- **Exercise**:
In the records, from the first line through the line containing "207, 633, 383)", inclusive, change "Localize" to "Locate". Leave everything else the same and return only those lines.

[Box coordinate listings]
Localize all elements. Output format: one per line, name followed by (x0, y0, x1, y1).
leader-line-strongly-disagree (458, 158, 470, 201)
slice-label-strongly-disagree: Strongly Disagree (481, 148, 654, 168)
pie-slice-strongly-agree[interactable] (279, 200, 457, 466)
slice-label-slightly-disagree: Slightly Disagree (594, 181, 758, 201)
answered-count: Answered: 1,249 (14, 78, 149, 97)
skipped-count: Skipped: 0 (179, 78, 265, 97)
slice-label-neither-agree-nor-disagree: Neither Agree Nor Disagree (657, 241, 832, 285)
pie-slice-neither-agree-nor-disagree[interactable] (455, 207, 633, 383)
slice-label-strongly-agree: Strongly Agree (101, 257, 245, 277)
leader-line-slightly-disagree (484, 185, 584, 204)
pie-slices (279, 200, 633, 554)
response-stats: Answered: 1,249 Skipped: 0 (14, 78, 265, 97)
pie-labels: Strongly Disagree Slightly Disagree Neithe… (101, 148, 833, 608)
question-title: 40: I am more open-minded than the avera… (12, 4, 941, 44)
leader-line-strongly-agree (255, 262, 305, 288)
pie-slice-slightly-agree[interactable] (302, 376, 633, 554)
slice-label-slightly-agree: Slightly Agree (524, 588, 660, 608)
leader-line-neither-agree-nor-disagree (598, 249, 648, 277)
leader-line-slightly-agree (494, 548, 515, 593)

- **Exercise result**:
Locate all elements. Output format: one per line, name followed by (x0, y0, x1, y1).
leader-line-strongly-disagree (458, 158, 470, 201)
slice-label-strongly-disagree: Strongly Disagree (481, 148, 654, 168)
pie-slice-strongly-agree[interactable] (279, 200, 457, 466)
slice-label-slightly-disagree: Slightly Disagree (594, 181, 758, 201)
answered-count: Answered: 1,249 (14, 78, 149, 97)
skipped-count: Skipped: 0 (179, 78, 265, 97)
slice-label-neither-agree-nor-disagree: Neither Agree Nor Disagree (657, 241, 832, 285)
pie-slice-neither-agree-nor-disagree[interactable] (455, 207, 633, 383)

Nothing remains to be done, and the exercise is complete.